### The data
———

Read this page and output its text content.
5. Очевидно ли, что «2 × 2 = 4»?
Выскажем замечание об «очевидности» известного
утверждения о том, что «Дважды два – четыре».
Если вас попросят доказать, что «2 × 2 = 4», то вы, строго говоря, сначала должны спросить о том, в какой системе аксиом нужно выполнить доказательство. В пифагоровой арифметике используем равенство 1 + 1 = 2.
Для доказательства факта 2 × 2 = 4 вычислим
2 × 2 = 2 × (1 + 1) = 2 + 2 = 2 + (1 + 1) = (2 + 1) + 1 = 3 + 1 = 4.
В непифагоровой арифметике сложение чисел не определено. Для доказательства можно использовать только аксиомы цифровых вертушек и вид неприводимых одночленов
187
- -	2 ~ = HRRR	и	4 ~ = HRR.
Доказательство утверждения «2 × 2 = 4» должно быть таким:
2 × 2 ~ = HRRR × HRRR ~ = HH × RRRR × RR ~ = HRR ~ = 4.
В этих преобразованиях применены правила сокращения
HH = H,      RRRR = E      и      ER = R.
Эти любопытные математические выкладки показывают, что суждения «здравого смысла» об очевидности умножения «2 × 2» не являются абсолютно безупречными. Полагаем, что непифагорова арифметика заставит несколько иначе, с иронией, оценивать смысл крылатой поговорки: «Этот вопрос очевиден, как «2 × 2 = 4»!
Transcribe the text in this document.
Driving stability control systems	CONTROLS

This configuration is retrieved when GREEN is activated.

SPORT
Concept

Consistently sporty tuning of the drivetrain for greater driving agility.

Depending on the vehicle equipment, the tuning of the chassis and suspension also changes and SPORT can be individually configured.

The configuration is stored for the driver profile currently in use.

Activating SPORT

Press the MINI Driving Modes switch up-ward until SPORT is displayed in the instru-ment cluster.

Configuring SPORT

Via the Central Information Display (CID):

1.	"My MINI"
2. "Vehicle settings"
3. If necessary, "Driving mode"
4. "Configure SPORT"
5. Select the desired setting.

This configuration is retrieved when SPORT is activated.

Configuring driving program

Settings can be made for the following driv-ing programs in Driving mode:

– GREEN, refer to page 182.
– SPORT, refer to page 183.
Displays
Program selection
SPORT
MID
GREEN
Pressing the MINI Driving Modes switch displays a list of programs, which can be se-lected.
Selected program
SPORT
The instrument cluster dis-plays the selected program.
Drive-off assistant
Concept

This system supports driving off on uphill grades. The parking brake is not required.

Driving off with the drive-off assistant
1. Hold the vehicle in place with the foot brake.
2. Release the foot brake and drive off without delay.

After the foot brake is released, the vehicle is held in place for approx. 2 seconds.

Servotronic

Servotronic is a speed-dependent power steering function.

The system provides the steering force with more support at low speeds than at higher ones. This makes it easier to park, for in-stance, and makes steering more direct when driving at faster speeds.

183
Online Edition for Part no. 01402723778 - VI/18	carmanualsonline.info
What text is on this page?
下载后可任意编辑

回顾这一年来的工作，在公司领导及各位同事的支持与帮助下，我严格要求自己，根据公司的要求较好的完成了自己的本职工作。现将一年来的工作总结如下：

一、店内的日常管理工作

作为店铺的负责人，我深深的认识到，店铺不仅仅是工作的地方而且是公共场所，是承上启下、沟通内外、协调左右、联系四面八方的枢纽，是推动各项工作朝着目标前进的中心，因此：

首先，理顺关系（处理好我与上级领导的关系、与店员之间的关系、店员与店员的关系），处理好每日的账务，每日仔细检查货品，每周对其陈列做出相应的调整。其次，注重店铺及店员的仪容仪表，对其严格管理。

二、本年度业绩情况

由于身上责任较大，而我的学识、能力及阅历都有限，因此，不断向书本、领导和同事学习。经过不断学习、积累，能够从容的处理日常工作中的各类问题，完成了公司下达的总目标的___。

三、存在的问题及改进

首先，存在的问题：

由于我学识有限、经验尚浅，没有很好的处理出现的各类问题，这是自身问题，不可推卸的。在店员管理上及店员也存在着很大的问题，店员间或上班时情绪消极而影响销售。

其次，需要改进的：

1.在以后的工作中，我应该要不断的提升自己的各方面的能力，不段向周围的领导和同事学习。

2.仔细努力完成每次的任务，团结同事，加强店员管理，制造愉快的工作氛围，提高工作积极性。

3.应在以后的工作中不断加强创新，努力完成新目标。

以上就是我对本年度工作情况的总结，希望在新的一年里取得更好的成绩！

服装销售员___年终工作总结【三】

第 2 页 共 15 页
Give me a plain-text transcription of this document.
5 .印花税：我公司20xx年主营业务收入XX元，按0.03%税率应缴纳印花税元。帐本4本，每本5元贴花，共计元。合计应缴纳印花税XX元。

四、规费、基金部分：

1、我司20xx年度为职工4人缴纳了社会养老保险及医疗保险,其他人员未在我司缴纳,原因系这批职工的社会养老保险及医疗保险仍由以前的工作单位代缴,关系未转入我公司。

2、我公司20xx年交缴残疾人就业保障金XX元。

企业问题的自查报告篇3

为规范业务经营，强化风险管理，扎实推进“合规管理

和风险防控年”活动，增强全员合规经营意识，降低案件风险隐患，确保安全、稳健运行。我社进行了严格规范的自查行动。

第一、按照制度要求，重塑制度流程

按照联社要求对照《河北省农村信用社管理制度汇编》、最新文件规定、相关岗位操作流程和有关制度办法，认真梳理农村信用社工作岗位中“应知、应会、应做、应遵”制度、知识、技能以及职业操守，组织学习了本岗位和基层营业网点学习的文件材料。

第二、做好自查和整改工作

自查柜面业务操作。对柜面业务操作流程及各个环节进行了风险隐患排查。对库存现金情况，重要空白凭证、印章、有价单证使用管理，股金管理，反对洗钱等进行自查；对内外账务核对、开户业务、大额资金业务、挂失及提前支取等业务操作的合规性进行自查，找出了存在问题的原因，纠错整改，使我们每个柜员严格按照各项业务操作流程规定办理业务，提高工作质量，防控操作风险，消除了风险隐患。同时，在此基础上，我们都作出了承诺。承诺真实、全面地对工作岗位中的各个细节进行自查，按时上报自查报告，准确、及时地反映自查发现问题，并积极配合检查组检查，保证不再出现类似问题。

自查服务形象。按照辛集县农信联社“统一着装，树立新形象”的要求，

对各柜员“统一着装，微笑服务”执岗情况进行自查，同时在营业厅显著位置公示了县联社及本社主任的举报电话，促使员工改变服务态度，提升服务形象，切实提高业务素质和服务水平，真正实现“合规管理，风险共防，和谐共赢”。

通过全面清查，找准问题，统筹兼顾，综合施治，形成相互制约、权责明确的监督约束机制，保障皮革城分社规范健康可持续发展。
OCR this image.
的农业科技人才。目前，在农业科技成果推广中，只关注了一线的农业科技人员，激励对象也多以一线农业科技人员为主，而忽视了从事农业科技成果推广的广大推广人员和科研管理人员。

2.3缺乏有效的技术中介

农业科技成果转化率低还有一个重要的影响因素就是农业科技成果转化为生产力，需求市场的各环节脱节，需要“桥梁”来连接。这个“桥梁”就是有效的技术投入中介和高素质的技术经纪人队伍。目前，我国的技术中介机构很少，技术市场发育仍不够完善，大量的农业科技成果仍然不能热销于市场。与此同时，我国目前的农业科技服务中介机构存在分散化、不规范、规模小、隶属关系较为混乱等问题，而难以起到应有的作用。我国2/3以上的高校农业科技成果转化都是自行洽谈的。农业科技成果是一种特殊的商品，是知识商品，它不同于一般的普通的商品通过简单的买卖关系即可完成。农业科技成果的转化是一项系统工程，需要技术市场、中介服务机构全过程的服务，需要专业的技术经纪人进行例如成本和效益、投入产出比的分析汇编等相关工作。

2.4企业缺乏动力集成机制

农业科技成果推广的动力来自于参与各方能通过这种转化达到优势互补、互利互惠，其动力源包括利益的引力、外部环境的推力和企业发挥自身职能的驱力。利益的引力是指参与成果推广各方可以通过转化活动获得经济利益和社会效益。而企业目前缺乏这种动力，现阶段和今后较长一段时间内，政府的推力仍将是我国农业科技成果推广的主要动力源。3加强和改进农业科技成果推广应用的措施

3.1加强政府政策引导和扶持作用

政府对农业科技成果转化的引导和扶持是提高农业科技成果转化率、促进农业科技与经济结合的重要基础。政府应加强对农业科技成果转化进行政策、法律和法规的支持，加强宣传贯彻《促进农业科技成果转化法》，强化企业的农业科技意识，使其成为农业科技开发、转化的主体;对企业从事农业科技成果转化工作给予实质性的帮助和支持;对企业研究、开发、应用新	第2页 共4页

———

### Your objective
Return from the data every line that holds "place".

### Task answer
1. Hold the vehicle in place with the foot brake.
After the foot brake is released, the vehicle is held in place for approx. 2 seconds.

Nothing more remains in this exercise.